::: THE DATA :::
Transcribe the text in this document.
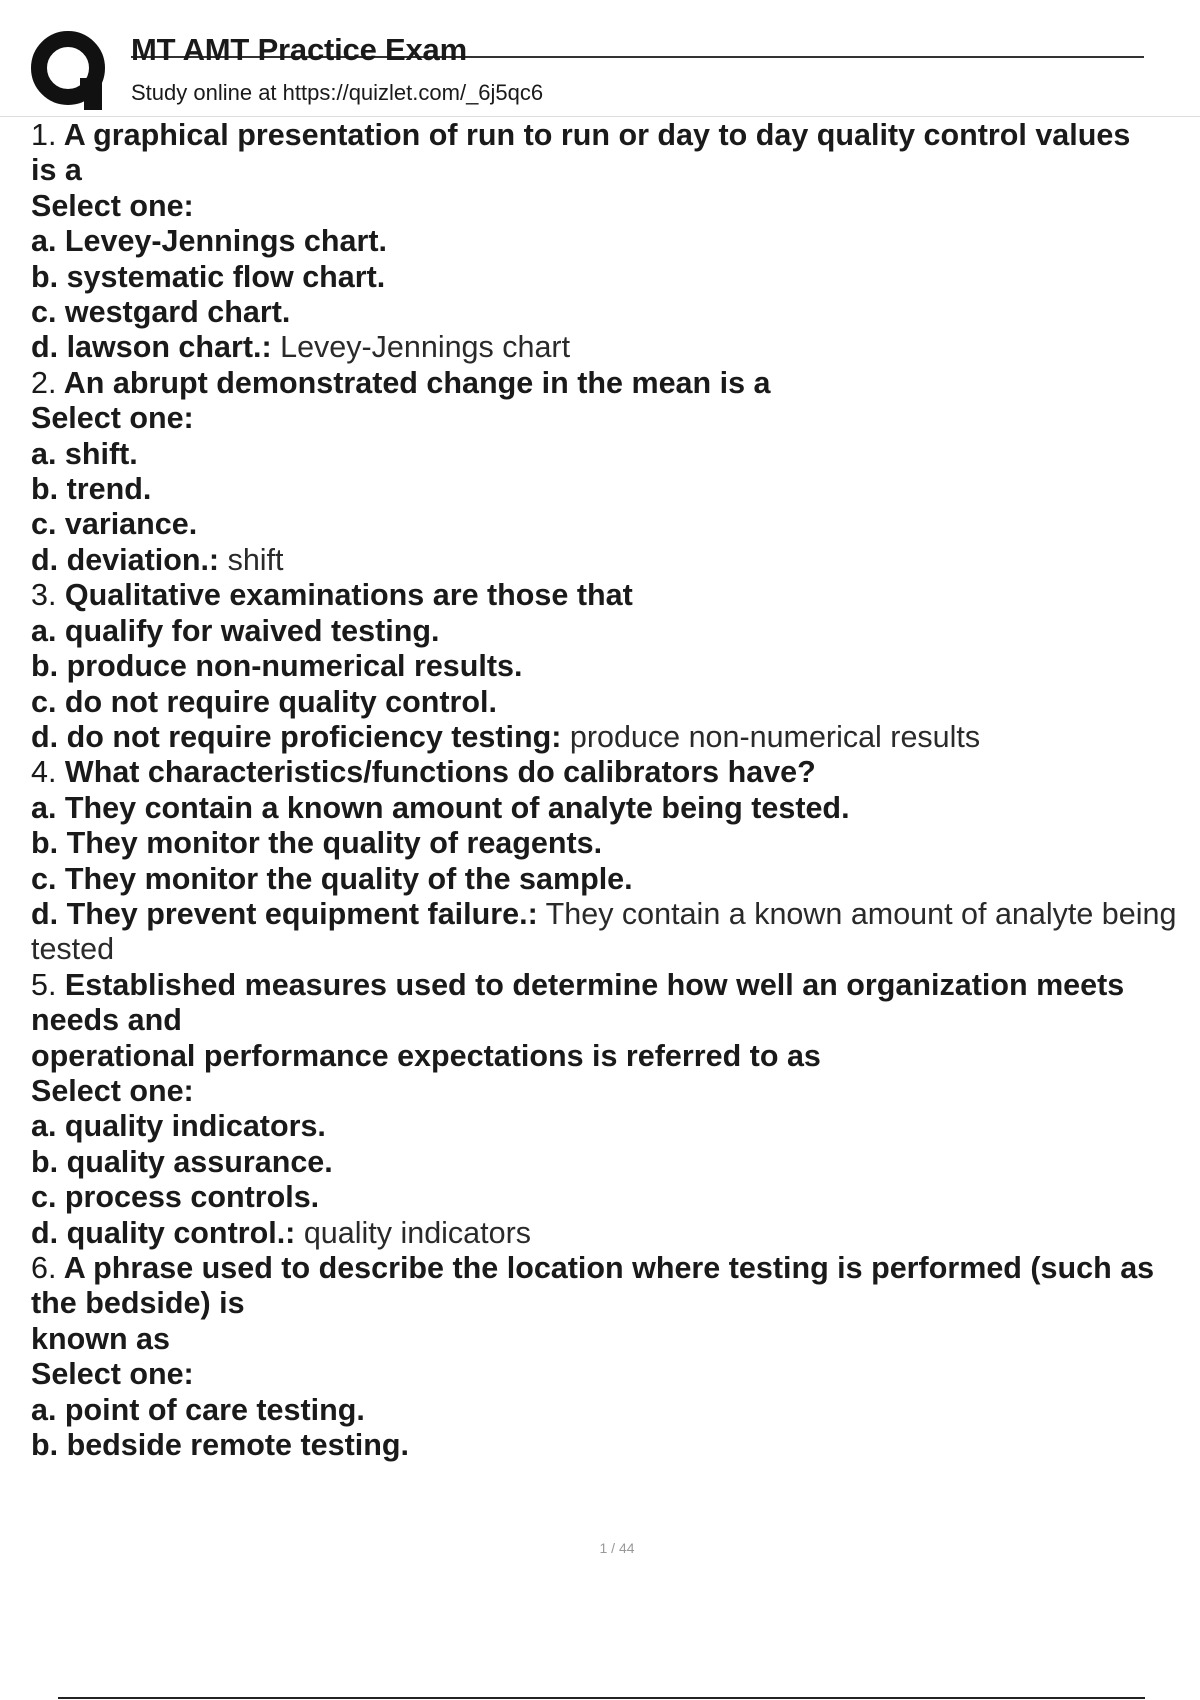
MT AMT Practice Exam
Study online at https://quizlet.com/_6j5qc6
1. A graphical presentation of run to run or day to day quality control values
is a
Select one:
a. Levey-Jennings chart.
b. systematic flow chart.
c. westgard chart.
d. lawson chart.: Levey-Jennings chart
2. An abrupt demonstrated change in the mean is a
Select one:
a. shift.
b. trend.
c. variance.
d. deviation.: shift
3. Qualitative examinations are those that
a. qualify for waived testing.
b. produce non-numerical results.
c. do not require quality control.
d. do not require proficiency testing: produce non-numerical results
4. What characteristics/functions do calibrators have?
a. They contain a known amount of analyte being tested.
b. They monitor the quality of reagents.
c. They monitor the quality of the sample.
d. They prevent equipment failure.: They contain a known amount of analyte being
tested
5. Established measures used to determine how well an organization meets
needs and
operational performance expectations is referred to as
Select one:
a. quality indicators.
b. quality assurance.
c. process controls.
d. quality control.: quality indicators
6. A phrase used to describe the location where testing is performed (such as
the bedside) is
known as
Select one:
a. point of care testing.
b. bedside remote testing.
1 / 44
:::
— WHAT YOU SHOULD DO —
Quote all the records verbatim, dropping any pictures from your copy.

— RESULT —
Transcribe the text in this document.
MT AMT Practice Exam
Study online at https://quizlet.com/_6j5qc6
1. A graphical presentation of run to run or day to day quality control values
is a
Select one:
a. Levey-Jennings chart.
b. systematic flow chart.
c. westgard chart.
d. lawson chart.: Levey-Jennings chart
2. An abrupt demonstrated change in the mean is a
Select one:
a. shift.
b. trend.
c. variance.
d. deviation.: shift
3. Qualitative examinations are those that
a. qualify for waived testing.
b. produce non-numerical results.
c. do not require quality control.
d. do not require proficiency testing: produce non-numerical results
4. What characteristics/functions do calibrators have?
a. They contain a known amount of analyte being tested.
b. They monitor the quality of reagents.
c. They monitor the quality of the sample.
d. They prevent equipment failure.: They contain a known amount of analyte being
tested
5. Established measures used to determine how well an organization meets
needs and
operational performance expectations is referred to as
Select one:
a. quality indicators.
b. quality assurance.
c. process controls.
d. quality control.: quality indicators
6. A phrase used to describe the location where testing is performed (such as
the bedside) is
known as
Select one:
a. point of care testing.
b. bedside remote testing.
1 / 44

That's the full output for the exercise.